▶ **Do this**
Report how many lines contain "offset". The answer is a single number.

** Begin **

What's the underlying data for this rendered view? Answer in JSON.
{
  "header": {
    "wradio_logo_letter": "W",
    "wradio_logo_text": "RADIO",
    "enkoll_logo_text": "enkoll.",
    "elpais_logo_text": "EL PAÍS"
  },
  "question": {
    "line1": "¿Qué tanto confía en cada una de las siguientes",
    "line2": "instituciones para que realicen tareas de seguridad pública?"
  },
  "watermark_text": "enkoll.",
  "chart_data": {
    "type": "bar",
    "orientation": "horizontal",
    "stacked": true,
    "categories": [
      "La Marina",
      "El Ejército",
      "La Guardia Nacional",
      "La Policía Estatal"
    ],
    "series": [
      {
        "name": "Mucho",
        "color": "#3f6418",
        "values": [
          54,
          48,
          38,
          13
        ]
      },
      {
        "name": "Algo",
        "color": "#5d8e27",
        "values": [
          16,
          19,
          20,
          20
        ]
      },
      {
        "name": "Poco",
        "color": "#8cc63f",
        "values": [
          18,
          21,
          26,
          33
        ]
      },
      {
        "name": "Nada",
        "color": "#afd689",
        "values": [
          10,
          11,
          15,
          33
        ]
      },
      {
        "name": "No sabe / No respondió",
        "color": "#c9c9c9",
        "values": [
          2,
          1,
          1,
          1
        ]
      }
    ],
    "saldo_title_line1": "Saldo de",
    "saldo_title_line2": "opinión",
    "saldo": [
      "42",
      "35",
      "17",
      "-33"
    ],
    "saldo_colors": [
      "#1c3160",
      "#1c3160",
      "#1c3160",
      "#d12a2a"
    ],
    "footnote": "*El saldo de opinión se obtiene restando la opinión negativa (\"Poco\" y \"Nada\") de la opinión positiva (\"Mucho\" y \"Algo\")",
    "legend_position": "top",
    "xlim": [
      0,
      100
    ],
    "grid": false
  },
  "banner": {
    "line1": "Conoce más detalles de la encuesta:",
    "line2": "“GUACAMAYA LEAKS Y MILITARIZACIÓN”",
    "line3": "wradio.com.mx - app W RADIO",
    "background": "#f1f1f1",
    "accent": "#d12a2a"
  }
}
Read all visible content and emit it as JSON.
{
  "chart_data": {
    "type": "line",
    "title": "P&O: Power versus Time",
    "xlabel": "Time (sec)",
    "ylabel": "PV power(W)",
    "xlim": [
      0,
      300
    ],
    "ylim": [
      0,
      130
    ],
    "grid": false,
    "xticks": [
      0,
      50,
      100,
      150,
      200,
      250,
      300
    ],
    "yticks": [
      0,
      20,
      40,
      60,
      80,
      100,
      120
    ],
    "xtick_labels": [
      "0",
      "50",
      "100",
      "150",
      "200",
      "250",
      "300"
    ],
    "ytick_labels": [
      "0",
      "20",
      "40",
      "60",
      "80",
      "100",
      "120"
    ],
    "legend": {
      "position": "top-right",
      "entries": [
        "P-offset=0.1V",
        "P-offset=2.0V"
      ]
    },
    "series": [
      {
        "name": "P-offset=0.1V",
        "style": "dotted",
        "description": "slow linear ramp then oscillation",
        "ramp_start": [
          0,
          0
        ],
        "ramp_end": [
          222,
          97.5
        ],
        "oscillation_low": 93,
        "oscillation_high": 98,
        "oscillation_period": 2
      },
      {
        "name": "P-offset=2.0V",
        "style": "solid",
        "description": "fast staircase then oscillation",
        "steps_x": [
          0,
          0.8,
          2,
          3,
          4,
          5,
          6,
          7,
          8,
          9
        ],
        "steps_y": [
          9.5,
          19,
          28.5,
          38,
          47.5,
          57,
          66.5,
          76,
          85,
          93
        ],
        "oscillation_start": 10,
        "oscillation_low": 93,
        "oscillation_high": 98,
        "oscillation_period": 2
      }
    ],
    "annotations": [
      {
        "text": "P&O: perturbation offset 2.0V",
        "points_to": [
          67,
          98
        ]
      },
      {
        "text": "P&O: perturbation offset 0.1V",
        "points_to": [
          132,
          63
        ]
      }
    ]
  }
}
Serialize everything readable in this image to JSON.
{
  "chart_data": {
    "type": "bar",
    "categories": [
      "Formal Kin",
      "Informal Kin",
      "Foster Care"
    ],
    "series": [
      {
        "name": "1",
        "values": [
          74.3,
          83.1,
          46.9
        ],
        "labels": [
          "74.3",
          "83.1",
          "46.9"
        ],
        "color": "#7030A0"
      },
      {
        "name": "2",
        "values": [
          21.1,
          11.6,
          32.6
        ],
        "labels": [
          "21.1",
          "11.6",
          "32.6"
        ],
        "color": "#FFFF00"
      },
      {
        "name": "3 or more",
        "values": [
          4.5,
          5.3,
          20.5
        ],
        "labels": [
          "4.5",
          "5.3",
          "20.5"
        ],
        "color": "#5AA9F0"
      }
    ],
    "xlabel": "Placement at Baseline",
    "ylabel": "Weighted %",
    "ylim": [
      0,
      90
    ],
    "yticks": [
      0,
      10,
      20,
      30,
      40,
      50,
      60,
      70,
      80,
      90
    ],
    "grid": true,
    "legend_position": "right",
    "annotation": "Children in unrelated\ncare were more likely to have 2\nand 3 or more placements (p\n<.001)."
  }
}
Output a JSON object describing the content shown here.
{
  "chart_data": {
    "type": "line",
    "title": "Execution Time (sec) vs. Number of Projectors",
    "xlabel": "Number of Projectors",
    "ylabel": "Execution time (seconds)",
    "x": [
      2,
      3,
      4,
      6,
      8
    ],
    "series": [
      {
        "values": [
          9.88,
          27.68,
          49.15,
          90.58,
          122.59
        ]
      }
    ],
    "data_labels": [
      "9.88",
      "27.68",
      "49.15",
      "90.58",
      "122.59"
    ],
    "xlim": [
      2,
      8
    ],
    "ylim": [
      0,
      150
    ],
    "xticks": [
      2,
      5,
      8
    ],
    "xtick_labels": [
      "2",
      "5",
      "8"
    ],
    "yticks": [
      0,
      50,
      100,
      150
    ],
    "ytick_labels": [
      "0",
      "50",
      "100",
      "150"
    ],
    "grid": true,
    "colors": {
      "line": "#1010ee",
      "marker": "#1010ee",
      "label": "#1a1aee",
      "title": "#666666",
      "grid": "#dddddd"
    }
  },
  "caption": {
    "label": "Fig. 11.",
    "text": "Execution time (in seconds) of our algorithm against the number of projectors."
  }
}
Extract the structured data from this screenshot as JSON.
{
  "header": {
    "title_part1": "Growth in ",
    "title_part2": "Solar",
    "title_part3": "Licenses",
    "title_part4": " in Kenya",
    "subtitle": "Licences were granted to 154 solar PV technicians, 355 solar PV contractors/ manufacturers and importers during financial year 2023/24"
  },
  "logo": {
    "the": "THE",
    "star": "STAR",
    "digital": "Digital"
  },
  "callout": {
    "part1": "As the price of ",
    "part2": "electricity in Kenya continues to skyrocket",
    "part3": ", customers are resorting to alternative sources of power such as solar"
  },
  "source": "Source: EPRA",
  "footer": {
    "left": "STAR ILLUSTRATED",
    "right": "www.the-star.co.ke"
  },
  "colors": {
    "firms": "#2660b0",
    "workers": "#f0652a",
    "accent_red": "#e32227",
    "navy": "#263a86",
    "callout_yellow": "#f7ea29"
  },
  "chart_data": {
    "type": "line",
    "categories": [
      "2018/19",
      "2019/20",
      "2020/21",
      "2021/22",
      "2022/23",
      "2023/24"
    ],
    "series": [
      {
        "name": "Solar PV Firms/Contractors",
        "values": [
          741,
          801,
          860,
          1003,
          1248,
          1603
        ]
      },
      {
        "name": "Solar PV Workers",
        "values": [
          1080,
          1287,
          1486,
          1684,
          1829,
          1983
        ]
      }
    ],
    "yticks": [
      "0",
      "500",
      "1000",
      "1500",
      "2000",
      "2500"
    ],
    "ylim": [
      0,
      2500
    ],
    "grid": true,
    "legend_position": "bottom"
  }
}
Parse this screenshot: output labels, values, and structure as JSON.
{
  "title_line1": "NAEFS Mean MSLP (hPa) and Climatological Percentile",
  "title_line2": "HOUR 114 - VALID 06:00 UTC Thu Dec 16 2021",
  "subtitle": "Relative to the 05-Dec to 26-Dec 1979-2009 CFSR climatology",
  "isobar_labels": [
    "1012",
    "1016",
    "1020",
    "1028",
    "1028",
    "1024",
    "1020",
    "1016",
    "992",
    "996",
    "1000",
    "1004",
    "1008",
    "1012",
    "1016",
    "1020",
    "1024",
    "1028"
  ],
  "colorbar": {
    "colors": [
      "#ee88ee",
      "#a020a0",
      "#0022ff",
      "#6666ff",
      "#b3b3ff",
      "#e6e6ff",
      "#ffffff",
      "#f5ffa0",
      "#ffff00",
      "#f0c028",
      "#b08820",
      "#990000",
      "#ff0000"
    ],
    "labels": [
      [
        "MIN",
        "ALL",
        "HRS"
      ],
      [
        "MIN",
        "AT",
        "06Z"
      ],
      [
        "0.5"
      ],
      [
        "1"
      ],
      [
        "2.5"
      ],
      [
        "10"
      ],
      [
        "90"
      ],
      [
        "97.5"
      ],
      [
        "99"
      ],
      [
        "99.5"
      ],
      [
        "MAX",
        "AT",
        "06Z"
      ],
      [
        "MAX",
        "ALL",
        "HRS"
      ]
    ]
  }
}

** End **

▶ **Solution to the problem**
6